-- START --

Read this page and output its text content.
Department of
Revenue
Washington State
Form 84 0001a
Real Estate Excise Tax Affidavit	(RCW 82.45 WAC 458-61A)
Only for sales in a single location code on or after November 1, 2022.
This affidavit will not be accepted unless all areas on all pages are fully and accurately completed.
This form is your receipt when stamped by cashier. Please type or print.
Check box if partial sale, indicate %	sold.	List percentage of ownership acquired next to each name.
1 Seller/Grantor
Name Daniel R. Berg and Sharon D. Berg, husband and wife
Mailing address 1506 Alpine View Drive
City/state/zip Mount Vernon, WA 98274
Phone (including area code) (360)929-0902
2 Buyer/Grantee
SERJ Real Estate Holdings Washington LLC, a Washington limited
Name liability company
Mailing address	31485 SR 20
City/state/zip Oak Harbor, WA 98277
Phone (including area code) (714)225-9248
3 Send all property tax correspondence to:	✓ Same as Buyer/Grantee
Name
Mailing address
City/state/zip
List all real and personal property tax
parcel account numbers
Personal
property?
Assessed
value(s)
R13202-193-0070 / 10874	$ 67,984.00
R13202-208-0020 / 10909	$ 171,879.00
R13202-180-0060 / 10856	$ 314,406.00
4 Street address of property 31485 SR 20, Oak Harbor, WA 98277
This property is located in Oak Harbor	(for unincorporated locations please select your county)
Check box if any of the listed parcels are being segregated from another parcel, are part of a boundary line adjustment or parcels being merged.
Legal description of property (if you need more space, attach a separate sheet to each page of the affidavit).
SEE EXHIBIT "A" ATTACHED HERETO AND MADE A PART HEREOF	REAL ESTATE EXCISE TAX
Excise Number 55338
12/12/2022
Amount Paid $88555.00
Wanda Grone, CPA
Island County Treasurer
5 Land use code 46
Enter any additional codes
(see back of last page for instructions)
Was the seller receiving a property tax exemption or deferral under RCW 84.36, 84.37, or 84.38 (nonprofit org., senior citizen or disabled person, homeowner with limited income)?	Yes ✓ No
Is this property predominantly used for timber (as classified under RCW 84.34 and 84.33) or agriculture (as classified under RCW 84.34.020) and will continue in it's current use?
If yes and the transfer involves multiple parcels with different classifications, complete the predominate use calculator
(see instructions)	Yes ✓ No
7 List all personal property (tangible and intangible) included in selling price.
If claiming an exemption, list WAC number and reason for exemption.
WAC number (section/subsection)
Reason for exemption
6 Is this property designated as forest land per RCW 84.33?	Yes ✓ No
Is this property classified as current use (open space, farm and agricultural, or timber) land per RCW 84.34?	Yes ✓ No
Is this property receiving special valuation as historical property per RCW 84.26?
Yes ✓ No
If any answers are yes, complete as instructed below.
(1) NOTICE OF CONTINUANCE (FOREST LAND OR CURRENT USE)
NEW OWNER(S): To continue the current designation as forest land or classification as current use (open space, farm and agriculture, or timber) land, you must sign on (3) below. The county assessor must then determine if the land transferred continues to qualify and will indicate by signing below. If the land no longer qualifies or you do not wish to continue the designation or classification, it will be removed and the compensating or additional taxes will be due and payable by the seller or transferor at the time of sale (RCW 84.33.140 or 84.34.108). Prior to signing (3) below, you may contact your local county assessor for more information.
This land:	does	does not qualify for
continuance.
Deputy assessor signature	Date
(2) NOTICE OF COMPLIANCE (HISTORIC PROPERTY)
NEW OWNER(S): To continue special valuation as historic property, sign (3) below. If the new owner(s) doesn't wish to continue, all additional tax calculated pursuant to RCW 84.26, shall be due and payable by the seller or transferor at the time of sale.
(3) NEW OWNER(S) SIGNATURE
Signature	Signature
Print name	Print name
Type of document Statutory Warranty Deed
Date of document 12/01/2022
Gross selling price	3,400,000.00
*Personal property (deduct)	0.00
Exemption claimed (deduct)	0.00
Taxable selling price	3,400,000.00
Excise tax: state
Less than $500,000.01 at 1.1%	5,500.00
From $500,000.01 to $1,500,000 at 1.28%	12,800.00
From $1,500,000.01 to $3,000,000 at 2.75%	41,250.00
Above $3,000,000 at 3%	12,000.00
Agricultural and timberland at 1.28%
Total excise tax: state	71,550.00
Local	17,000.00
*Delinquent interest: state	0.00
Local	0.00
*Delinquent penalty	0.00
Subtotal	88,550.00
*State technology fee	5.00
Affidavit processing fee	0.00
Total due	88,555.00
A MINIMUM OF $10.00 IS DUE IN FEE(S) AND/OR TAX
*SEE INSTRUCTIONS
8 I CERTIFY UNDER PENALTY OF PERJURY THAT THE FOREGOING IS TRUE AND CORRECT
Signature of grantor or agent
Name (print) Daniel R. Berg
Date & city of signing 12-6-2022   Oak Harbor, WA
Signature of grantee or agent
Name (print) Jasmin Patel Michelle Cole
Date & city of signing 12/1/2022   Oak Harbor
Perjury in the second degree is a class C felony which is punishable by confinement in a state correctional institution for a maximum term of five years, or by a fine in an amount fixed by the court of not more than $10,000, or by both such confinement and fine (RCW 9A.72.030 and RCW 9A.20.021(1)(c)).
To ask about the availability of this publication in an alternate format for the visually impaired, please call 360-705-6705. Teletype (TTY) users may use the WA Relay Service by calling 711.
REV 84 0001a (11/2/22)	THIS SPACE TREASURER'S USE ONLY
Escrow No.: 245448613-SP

-- END --

● **Task objective**: Please give back all of the records exactly as written.

● **Right answer**:
Read this page and output its text content.
Department of
Revenue
Washington State
Form 84 0001a
Real Estate Excise Tax Affidavit	(RCW 82.45 WAC 458-61A)
Only for sales in a single location code on or after November 1, 2022.
This affidavit will not be accepted unless all areas on all pages are fully and accurately completed.
This form is your receipt when stamped by cashier. Please type or print.
Check box if partial sale, indicate %	sold.	List percentage of ownership acquired next to each name.
1 Seller/Grantor
Name Daniel R. Berg and Sharon D. Berg, husband and wife
Mailing address 1506 Alpine View Drive
City/state/zip Mount Vernon, WA 98274
Phone (including area code) (360)929-0902
2 Buyer/Grantee
SERJ Real Estate Holdings Washington LLC, a Washington limited
Name liability company
Mailing address	31485 SR 20
City/state/zip Oak Harbor, WA 98277
Phone (including area code) (714)225-9248
3 Send all property tax correspondence to:	✓ Same as Buyer/Grantee
Name
Mailing address
City/state/zip
List all real and personal property tax
parcel account numbers
Personal
property?
Assessed
value(s)
R13202-193-0070 / 10874	$ 67,984.00
R13202-208-0020 / 10909	$ 171,879.00
R13202-180-0060 / 10856	$ 314,406.00
4 Street address of property 31485 SR 20, Oak Harbor, WA 98277
This property is located in Oak Harbor	(for unincorporated locations please select your county)
Check box if any of the listed parcels are being segregated from another parcel, are part of a boundary line adjustment or parcels being merged.
Legal description of property (if you need more space, attach a separate sheet to each page of the affidavit).
SEE EXHIBIT "A" ATTACHED HERETO AND MADE A PART HEREOF	REAL ESTATE EXCISE TAX
Excise Number 55338
12/12/2022
Amount Paid $88555.00
Wanda Grone, CPA
Island County Treasurer
5 Land use code 46
Enter any additional codes
(see back of last page for instructions)
Was the seller receiving a property tax exemption or deferral under RCW 84.36, 84.37, or 84.38 (nonprofit org., senior citizen or disabled person, homeowner with limited income)?	Yes ✓ No
Is this property predominantly used for timber (as classified under RCW 84.34 and 84.33) or agriculture (as classified under RCW 84.34.020) and will continue in it's current use?
If yes and the transfer involves multiple parcels with different classifications, complete the predominate use calculator
(see instructions)	Yes ✓ No
7 List all personal property (tangible and intangible) included in selling price.
If claiming an exemption, list WAC number and reason for exemption.
WAC number (section/subsection)
Reason for exemption
6 Is this property designated as forest land per RCW 84.33?	Yes ✓ No
Is this property classified as current use (open space, farm and agricultural, or timber) land per RCW 84.34?	Yes ✓ No
Is this property receiving special valuation as historical property per RCW 84.26?
Yes ✓ No
If any answers are yes, complete as instructed below.
(1) NOTICE OF CONTINUANCE (FOREST LAND OR CURRENT USE)
NEW OWNER(S): To continue the current designation as forest land or classification as current use (open space, farm and agriculture, or timber) land, you must sign on (3) below. The county assessor must then determine if the land transferred continues to qualify and will indicate by signing below. If the land no longer qualifies or you do not wish to continue the designation or classification, it will be removed and the compensating or additional taxes will be due and payable by the seller or transferor at the time of sale (RCW 84.33.140 or 84.34.108). Prior to signing (3) below, you may contact your local county assessor for more information.
This land:	does	does not qualify for
continuance.
Deputy assessor signature	Date
(2) NOTICE OF COMPLIANCE (HISTORIC PROPERTY)
NEW OWNER(S): To continue special valuation as historic property, sign (3) below. If the new owner(s) doesn't wish to continue, all additional tax calculated pursuant to RCW 84.26, shall be due and payable by the seller or transferor at the time of sale.
(3) NEW OWNER(S) SIGNATURE
Signature	Signature
Print name	Print name
Type of document Statutory Warranty Deed
Date of document 12/01/2022
Gross selling price	3,400,000.00
*Personal property (deduct)	0.00
Exemption claimed (deduct)	0.00
Taxable selling price	3,400,000.00
Excise tax: state
Less than $500,000.01 at 1.1%	5,500.00
From $500,000.01 to $1,500,000 at 1.28%	12,800.00
From $1,500,000.01 to $3,000,000 at 2.75%	41,250.00
Above $3,000,000 at 3%	12,000.00
Agricultural and timberland at 1.28%
Total excise tax: state	71,550.00
Local	17,000.00
*Delinquent interest: state	0.00
Local	0.00
*Delinquent penalty	0.00
Subtotal	88,550.00
*State technology fee	5.00
Affidavit processing fee	0.00
Total due	88,555.00
A MINIMUM OF $10.00 IS DUE IN FEE(S) AND/OR TAX
*SEE INSTRUCTIONS
8 I CERTIFY UNDER PENALTY OF PERJURY THAT THE FOREGOING IS TRUE AND CORRECT
Signature of grantor or agent
Name (print) Daniel R. Berg
Date & city of signing 12-6-2022   Oak Harbor, WA
Signature of grantee or agent
Name (print) Jasmin Patel Michelle Cole
Date & city of signing 12/1/2022   Oak Harbor
Perjury in the second degree is a class C felony which is punishable by confinement in a state correctional institution for a maximum term of five years, or by a fine in an amount fixed by the court of not more than $10,000, or by both such confinement and fine (RCW 9A.72.030 and RCW 9A.20.021(1)(c)).
To ask about the availability of this publication in an alternate format for the visually impaired, please call 360-705-6705. Teletype (TTY) users may use the WA Relay Service by calling 711.
REV 84 0001a (11/2/22)	THIS SPACE TREASURER'S USE ONLY
Escrow No.: 245448613-SP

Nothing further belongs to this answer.